Written exercise:
Each line that holds the word "líquido" is to be identified and copied.

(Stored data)

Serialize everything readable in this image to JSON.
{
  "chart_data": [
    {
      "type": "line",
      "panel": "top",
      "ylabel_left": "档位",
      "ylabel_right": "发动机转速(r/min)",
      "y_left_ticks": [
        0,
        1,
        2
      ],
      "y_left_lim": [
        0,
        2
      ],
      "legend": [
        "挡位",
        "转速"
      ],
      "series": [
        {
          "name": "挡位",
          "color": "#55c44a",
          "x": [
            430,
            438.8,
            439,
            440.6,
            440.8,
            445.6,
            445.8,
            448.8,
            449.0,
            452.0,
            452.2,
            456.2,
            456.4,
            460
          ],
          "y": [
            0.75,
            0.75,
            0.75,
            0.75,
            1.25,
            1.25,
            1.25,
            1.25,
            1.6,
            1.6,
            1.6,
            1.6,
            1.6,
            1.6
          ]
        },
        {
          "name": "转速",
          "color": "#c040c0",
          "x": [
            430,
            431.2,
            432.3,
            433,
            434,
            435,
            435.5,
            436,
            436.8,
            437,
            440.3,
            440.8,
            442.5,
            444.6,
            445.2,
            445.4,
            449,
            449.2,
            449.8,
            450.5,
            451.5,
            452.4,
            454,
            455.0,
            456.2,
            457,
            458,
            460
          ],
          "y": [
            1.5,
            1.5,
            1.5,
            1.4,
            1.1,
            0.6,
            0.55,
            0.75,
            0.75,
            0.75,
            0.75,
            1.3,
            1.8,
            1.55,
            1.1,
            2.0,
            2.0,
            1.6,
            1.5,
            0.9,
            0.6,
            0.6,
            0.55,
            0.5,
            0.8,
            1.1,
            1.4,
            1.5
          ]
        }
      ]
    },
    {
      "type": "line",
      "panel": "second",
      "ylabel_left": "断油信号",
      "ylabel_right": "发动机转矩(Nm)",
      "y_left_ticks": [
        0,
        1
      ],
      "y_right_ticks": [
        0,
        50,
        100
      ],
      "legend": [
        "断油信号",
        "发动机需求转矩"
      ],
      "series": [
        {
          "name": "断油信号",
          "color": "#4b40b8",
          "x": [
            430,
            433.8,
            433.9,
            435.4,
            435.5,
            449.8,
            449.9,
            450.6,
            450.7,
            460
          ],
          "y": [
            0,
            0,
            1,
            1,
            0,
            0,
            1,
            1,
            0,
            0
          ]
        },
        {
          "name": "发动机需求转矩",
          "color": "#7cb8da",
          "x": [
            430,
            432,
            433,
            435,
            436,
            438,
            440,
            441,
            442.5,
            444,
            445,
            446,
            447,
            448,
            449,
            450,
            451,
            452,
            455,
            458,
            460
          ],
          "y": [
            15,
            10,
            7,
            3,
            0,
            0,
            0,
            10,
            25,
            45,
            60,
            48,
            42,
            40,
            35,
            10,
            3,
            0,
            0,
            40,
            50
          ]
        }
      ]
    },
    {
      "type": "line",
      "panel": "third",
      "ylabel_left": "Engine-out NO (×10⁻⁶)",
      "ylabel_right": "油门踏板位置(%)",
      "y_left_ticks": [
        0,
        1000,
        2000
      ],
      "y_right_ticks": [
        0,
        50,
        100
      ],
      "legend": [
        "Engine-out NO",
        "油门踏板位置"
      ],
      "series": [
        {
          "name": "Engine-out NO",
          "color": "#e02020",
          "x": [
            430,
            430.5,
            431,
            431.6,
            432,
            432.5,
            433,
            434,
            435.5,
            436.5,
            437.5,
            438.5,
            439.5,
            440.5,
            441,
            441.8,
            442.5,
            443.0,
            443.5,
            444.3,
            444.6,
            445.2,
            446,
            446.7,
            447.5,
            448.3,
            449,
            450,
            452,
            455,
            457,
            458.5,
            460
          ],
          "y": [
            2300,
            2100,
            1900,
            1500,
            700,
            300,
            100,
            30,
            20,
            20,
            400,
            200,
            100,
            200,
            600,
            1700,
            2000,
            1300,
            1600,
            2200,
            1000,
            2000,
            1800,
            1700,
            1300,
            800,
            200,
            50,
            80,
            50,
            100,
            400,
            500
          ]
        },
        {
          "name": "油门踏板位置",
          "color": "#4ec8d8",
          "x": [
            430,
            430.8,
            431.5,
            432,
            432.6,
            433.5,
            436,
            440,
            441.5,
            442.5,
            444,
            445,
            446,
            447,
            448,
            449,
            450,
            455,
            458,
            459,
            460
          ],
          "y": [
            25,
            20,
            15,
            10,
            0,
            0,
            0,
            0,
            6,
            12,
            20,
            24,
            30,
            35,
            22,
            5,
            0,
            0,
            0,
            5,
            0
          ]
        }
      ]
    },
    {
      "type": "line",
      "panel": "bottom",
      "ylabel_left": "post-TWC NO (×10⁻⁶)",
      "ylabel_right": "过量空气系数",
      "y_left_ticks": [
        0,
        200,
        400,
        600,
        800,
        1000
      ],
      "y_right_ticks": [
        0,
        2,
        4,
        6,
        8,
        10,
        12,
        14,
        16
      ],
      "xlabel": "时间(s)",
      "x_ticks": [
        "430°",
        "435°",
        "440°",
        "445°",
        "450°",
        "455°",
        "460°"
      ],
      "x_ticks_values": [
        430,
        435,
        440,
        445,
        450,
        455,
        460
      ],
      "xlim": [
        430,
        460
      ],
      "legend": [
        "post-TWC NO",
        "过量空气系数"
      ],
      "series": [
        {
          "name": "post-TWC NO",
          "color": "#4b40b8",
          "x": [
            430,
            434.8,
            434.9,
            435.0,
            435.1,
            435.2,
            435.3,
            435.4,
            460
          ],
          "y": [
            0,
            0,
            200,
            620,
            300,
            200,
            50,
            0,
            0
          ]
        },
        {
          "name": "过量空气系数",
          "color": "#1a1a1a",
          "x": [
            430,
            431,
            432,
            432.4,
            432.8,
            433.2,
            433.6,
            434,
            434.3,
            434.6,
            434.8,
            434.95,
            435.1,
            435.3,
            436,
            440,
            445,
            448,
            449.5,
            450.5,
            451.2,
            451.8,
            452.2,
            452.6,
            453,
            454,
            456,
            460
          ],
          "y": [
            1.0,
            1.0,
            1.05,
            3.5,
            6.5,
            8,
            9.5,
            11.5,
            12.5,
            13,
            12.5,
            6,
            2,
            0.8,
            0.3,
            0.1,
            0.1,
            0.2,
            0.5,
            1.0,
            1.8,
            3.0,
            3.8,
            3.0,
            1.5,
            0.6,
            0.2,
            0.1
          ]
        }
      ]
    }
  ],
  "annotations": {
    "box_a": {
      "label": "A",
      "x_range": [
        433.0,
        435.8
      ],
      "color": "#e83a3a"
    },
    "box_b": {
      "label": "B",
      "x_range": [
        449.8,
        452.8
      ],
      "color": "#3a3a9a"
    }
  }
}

==

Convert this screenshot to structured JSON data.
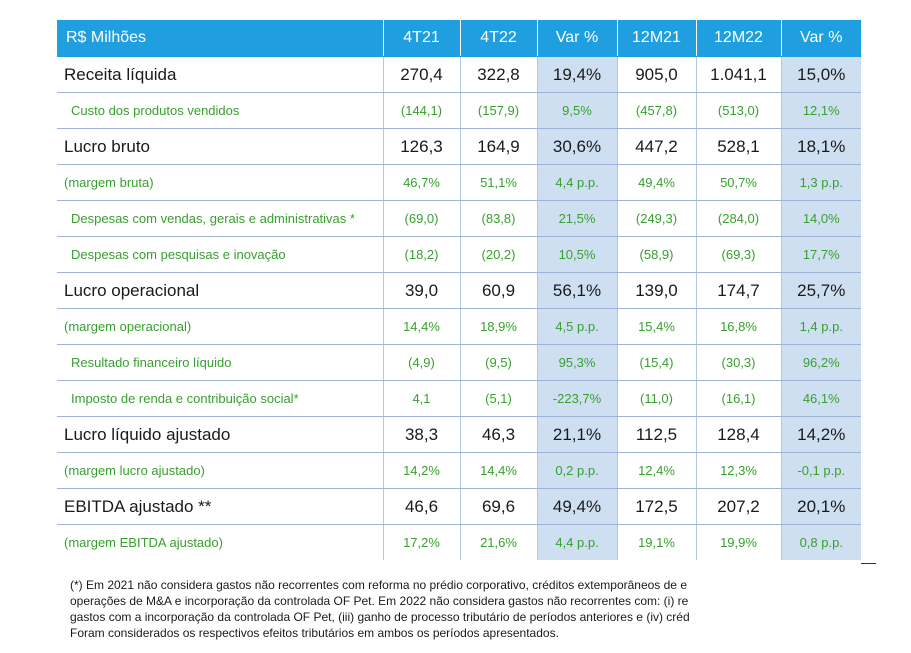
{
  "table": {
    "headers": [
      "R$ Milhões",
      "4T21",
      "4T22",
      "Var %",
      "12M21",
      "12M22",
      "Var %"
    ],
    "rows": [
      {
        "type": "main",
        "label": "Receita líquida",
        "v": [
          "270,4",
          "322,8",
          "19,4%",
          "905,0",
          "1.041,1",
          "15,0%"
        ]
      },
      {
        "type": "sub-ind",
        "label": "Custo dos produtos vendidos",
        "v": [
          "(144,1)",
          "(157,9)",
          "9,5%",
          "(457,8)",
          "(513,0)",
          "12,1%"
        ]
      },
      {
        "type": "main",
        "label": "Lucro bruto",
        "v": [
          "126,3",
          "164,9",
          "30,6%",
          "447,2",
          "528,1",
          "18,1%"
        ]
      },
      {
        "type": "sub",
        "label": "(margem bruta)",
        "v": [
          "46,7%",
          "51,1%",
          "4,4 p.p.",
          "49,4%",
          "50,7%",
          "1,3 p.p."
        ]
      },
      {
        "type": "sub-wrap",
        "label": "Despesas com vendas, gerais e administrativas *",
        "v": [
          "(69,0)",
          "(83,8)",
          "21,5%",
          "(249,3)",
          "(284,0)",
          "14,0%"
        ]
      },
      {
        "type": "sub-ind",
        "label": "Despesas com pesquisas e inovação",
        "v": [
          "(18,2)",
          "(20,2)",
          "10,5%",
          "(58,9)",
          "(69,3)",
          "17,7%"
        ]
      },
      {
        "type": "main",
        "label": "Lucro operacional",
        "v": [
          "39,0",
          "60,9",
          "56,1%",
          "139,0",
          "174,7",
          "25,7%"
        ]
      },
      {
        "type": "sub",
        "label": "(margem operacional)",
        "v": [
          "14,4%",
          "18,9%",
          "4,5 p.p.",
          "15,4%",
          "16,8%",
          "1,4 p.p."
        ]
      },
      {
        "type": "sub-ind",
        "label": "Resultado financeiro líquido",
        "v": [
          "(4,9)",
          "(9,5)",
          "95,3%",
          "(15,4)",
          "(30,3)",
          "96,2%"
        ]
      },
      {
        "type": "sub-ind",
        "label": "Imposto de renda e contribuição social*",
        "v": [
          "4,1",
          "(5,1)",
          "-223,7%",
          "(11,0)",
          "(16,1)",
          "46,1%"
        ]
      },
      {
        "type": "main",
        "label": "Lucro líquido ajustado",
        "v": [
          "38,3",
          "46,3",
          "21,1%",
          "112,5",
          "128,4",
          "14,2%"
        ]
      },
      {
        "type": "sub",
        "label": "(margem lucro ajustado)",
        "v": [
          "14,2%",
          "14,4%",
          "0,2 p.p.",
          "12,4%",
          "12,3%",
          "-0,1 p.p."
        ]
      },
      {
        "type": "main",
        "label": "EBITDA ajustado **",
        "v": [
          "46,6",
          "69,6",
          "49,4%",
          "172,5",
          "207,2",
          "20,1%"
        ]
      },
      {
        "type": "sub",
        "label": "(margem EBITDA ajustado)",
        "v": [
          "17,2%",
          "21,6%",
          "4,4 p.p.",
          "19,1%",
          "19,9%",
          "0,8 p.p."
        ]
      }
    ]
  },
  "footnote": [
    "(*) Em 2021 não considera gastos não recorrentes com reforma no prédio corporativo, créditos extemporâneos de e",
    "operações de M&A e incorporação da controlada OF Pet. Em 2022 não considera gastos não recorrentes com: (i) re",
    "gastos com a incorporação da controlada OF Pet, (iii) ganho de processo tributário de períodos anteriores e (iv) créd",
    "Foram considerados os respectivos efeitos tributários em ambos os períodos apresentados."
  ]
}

Solution to the exercise:
        "label": "Resultado financeiro líquido",
        "label": "Lucro líquido ajustado",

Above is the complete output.